-- start Entries --

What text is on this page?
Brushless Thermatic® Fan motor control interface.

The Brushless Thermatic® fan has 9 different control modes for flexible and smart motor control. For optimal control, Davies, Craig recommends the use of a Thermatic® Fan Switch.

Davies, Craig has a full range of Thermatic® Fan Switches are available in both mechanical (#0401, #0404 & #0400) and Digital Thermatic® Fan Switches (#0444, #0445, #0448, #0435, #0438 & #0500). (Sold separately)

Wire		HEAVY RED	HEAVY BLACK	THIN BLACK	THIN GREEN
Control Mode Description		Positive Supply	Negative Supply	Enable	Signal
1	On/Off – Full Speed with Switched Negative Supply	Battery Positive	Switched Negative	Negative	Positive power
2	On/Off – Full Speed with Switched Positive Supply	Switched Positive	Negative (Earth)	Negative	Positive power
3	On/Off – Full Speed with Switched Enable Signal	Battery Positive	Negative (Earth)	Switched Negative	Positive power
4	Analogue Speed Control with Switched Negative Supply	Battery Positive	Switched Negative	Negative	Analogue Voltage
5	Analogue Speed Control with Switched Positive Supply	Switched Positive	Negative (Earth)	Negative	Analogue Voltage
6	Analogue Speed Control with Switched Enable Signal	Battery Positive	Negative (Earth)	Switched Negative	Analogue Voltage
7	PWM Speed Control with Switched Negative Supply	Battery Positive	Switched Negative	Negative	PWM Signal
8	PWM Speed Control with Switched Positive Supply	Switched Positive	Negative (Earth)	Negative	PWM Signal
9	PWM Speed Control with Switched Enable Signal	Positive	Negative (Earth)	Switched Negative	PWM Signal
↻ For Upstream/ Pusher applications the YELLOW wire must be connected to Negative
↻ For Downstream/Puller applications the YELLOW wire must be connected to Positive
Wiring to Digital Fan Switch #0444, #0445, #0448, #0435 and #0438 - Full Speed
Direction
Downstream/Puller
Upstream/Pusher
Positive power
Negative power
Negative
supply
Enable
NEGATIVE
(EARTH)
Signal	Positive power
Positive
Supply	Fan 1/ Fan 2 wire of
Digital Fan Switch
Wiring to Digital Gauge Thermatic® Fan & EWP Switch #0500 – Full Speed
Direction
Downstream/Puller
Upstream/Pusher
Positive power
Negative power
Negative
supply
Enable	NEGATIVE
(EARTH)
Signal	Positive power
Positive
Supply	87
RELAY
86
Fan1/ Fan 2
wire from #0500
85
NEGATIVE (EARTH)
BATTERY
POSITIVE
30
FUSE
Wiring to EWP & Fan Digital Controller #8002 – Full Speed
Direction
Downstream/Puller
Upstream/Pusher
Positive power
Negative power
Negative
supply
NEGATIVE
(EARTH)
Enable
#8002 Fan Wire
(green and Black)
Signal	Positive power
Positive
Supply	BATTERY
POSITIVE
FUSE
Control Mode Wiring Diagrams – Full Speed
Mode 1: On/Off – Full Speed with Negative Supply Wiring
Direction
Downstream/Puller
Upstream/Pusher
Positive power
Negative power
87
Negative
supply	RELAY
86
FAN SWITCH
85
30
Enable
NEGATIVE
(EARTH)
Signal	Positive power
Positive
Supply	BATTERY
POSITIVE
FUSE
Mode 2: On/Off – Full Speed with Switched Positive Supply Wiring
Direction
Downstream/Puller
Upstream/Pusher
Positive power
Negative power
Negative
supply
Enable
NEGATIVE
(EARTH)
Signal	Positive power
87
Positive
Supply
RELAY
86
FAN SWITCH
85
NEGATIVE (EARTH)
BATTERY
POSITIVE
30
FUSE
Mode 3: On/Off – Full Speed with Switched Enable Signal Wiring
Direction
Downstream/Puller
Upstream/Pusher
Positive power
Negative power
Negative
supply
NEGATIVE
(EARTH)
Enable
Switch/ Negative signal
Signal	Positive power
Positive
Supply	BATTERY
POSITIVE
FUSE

-- end Entries --

What you will do:
Locate the string "Digital" in the listing above and copy every line where it occurs.

Answer to this problem:
Davies, Craig has a full range of Thermatic® Fan Switches are available in both mechanical (#0401, #0404 & #0400) and Digital Thermatic® Fan Switches (#0444, #0445, #0448, #0435, #0438 & #0500). (Sold separately)
Wiring to Digital Fan Switch #0444, #0445, #0448, #0435 and #0438 - Full Speed
Digital Fan Switch
Wiring to Digital Gauge Thermatic® Fan & EWP Switch #0500 – Full Speed
Wiring to EWP & Fan Digital Controller #8002 – Full Speed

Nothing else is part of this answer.